• TASK REQUIREMENTS
Write out all of the entries exactly as given.

Saved data entries:
[Begin]

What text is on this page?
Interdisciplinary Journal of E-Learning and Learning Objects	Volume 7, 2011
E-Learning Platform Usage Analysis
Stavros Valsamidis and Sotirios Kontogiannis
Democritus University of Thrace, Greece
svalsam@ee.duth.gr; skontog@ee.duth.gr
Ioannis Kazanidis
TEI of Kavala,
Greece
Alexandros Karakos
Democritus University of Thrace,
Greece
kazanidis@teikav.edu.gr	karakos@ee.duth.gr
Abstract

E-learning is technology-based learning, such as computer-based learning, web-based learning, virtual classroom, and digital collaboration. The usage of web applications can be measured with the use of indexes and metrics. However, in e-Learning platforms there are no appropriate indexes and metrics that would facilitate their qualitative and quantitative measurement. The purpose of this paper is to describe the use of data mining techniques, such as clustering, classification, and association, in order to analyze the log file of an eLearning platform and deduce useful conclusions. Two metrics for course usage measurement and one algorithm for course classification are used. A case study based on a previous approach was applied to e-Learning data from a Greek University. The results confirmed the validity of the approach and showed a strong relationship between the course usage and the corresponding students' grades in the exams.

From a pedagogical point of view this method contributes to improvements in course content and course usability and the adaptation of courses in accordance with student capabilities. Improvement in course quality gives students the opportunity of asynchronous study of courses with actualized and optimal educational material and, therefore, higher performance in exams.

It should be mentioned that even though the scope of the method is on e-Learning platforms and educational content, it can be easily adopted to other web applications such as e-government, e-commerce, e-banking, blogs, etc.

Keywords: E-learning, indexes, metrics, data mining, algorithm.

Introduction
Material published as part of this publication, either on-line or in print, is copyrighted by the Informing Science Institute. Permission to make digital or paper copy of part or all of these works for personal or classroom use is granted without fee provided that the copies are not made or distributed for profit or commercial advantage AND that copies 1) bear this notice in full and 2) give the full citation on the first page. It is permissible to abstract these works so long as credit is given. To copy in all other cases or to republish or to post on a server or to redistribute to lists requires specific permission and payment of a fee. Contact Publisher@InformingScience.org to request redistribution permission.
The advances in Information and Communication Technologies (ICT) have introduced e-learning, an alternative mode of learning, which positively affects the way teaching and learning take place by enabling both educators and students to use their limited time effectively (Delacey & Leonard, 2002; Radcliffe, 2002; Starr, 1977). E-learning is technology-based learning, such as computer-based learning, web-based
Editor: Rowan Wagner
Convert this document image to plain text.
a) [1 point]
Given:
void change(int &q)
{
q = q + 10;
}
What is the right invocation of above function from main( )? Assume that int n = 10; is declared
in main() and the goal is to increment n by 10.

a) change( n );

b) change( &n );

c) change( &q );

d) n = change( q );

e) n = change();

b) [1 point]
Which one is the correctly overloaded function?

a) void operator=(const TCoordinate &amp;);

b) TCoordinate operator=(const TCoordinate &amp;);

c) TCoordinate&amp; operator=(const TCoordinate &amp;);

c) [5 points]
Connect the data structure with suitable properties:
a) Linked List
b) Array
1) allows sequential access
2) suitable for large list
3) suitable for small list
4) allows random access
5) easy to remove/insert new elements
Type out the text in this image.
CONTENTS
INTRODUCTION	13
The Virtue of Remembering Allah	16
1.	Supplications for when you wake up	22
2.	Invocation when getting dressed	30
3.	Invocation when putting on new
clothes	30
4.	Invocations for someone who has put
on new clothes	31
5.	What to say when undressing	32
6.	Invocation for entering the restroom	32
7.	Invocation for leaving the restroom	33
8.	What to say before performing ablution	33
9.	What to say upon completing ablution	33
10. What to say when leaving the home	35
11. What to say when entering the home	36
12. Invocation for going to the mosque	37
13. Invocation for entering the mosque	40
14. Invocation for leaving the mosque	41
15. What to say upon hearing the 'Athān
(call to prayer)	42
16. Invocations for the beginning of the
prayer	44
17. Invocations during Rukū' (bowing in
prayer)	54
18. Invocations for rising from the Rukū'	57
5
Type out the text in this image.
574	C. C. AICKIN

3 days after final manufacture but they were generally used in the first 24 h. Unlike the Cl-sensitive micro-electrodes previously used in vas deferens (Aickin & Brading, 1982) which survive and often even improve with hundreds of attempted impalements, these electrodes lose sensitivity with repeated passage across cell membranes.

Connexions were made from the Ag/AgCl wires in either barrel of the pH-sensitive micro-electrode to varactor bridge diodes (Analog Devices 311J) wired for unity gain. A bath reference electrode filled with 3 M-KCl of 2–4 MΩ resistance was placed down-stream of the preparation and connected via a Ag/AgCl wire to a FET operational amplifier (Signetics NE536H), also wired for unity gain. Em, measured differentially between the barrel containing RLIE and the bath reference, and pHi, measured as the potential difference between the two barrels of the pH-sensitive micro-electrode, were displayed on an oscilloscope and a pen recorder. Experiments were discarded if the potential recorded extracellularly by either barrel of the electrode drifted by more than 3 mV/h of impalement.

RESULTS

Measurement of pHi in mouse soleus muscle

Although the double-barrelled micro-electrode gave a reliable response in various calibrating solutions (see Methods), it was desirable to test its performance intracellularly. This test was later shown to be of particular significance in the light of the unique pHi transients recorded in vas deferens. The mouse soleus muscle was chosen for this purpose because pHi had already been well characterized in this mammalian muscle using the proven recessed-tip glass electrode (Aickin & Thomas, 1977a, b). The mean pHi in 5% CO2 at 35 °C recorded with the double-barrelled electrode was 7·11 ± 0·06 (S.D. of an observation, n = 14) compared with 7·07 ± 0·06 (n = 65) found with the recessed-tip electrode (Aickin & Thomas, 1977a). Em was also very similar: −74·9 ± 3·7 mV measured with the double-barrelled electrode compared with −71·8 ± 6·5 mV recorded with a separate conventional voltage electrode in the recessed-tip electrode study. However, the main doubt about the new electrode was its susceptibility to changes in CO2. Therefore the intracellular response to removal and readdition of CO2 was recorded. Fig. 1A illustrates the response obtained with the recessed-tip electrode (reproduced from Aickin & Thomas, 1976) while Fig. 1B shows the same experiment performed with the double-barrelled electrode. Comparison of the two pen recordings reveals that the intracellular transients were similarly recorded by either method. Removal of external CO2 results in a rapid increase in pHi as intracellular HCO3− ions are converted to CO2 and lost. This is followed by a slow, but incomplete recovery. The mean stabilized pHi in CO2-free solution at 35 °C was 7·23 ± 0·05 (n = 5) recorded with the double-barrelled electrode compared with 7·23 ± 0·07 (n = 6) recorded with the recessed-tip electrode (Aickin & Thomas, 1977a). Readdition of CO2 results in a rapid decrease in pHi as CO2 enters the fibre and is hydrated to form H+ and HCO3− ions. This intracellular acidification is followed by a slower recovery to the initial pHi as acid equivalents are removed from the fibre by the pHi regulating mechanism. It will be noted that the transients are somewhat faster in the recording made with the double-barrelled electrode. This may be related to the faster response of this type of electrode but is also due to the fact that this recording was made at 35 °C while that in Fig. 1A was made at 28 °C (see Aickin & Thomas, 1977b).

[End]

• RESULT FOR THIS EXERCISE
What text is on this page?
Interdisciplinary Journal of E-Learning and Learning Objects	Volume 7, 2011
E-Learning Platform Usage Analysis
Stavros Valsamidis and Sotirios Kontogiannis
Democritus University of Thrace, Greece
svalsam@ee.duth.gr; skontog@ee.duth.gr
Ioannis Kazanidis
TEI of Kavala,
Greece
Alexandros Karakos
Democritus University of Thrace,
Greece
kazanidis@teikav.edu.gr	karakos@ee.duth.gr
Abstract

E-learning is technology-based learning, such as computer-based learning, web-based learning, virtual classroom, and digital collaboration. The usage of web applications can be measured with the use of indexes and metrics. However, in e-Learning platforms there are no appropriate indexes and metrics that would facilitate their qualitative and quantitative measurement. The purpose of this paper is to describe the use of data mining techniques, such as clustering, classification, and association, in order to analyze the log file of an eLearning platform and deduce useful conclusions. Two metrics for course usage measurement and one algorithm for course classification are used. A case study based on a previous approach was applied to e-Learning data from a Greek University. The results confirmed the validity of the approach and showed a strong relationship between the course usage and the corresponding students' grades in the exams.

From a pedagogical point of view this method contributes to improvements in course content and course usability and the adaptation of courses in accordance with student capabilities. Improvement in course quality gives students the opportunity of asynchronous study of courses with actualized and optimal educational material and, therefore, higher performance in exams.

It should be mentioned that even though the scope of the method is on e-Learning platforms and educational content, it can be easily adopted to other web applications such as e-government, e-commerce, e-banking, blogs, etc.

Keywords: E-learning, indexes, metrics, data mining, algorithm.

Introduction
Material published as part of this publication, either on-line or in print, is copyrighted by the Informing Science Institute. Permission to make digital or paper copy of part or all of these works for personal or classroom use is granted without fee provided that the copies are not made or distributed for profit or commercial advantage AND that copies 1) bear this notice in full and 2) give the full citation on the first page. It is permissible to abstract these works so long as credit is given. To copy in all other cases or to republish or to post on a server or to redistribute to lists requires specific permission and payment of a fee. Contact Publisher@InformingScience.org to request redistribution permission.
The advances in Information and Communication Technologies (ICT) have introduced e-learning, an alternative mode of learning, which positively affects the way teaching and learning take place by enabling both educators and students to use their limited time effectively (Delacey & Leonard, 2002; Radcliffe, 2002; Starr, 1977). E-learning is technology-based learning, such as computer-based learning, web-based
Editor: Rowan Wagner
Convert this document image to plain text.
a) [1 point]
Given:
void change(int &q)
{
q = q + 10;
}
What is the right invocation of above function from main( )? Assume that int n = 10; is declared
in main() and the goal is to increment n by 10.

a) change( n );

b) change( &n );

c) change( &q );

d) n = change( q );

e) n = change();

b) [1 point]
Which one is the correctly overloaded function?

a) void operator=(const TCoordinate &amp;);

b) TCoordinate operator=(const TCoordinate &amp;);

c) TCoordinate&amp; operator=(const TCoordinate &amp;);

c) [5 points]
Connect the data structure with suitable properties:
a) Linked List
b) Array
1) allows sequential access
2) suitable for large list
3) suitable for small list
4) allows random access
5) easy to remove/insert new elements
Type out the text in this image.
CONTENTS
INTRODUCTION	13
The Virtue of Remembering Allah	16
1.	Supplications for when you wake up	22
2.	Invocation when getting dressed	30
3.	Invocation when putting on new
clothes	30
4.	Invocations for someone who has put
on new clothes	31
5.	What to say when undressing	32
6.	Invocation for entering the restroom	32
7.	Invocation for leaving the restroom	33
8.	What to say before performing ablution	33
9.	What to say upon completing ablution	33
10. What to say when leaving the home	35
11. What to say when entering the home	36
12. Invocation for going to the mosque	37
13. Invocation for entering the mosque	40
14. Invocation for leaving the mosque	41
15. What to say upon hearing the 'Athān
(call to prayer)	42
16. Invocations for the beginning of the
prayer	44
17. Invocations during Rukū' (bowing in
prayer)	54
18. Invocations for rising from the Rukū'	57
5
Type out the text in this image.
574	C. C. AICKIN

3 days after final manufacture but they were generally used in the first 24 h. Unlike the Cl-sensitive micro-electrodes previously used in vas deferens (Aickin & Brading, 1982) which survive and often even improve with hundreds of attempted impalements, these electrodes lose sensitivity with repeated passage across cell membranes.

Connexions were made from the Ag/AgCl wires in either barrel of the pH-sensitive micro-electrode to varactor bridge diodes (Analog Devices 311J) wired for unity gain. A bath reference electrode filled with 3 M-KCl of 2–4 MΩ resistance was placed down-stream of the preparation and connected via a Ag/AgCl wire to a FET operational amplifier (Signetics NE536H), also wired for unity gain. Em, measured differentially between the barrel containing RLIE and the bath reference, and pHi, measured as the potential difference between the two barrels of the pH-sensitive micro-electrode, were displayed on an oscilloscope and a pen recorder. Experiments were discarded if the potential recorded extracellularly by either barrel of the electrode drifted by more than 3 mV/h of impalement.

RESULTS

Measurement of pHi in mouse soleus muscle

Although the double-barrelled micro-electrode gave a reliable response in various calibrating solutions (see Methods), it was desirable to test its performance intracellularly. This test was later shown to be of particular significance in the light of the unique pHi transients recorded in vas deferens. The mouse soleus muscle was chosen for this purpose because pHi had already been well characterized in this mammalian muscle using the proven recessed-tip glass electrode (Aickin & Thomas, 1977a, b). The mean pHi in 5% CO2 at 35 °C recorded with the double-barrelled electrode was 7·11 ± 0·06 (S.D. of an observation, n = 14) compared with 7·07 ± 0·06 (n = 65) found with the recessed-tip electrode (Aickin & Thomas, 1977a). Em was also very similar: −74·9 ± 3·7 mV measured with the double-barrelled electrode compared with −71·8 ± 6·5 mV recorded with a separate conventional voltage electrode in the recessed-tip electrode study. However, the main doubt about the new electrode was its susceptibility to changes in CO2. Therefore the intracellular response to removal and readdition of CO2 was recorded. Fig. 1A illustrates the response obtained with the recessed-tip electrode (reproduced from Aickin & Thomas, 1976) while Fig. 1B shows the same experiment performed with the double-barrelled electrode. Comparison of the two pen recordings reveals that the intracellular transients were similarly recorded by either method. Removal of external CO2 results in a rapid increase in pHi as intracellular HCO3− ions are converted to CO2 and lost. This is followed by a slow, but incomplete recovery. The mean stabilized pHi in CO2-free solution at 35 °C was 7·23 ± 0·05 (n = 5) recorded with the double-barrelled electrode compared with 7·23 ± 0·07 (n = 6) recorded with the recessed-tip electrode (Aickin & Thomas, 1977a). Readdition of CO2 results in a rapid decrease in pHi as CO2 enters the fibre and is hydrated to form H+ and HCO3− ions. This intracellular acidification is followed by a slower recovery to the initial pHi as acid equivalents are removed from the fibre by the pHi regulating mechanism. It will be noted that the transients are somewhat faster in the recording made with the double-barrelled electrode. This may be related to the faster response of this type of electrode but is also due to the fact that this recording was made at 35 °C while that in Fig. 1A was made at 28 °C (see Aickin & Thomas, 1977b).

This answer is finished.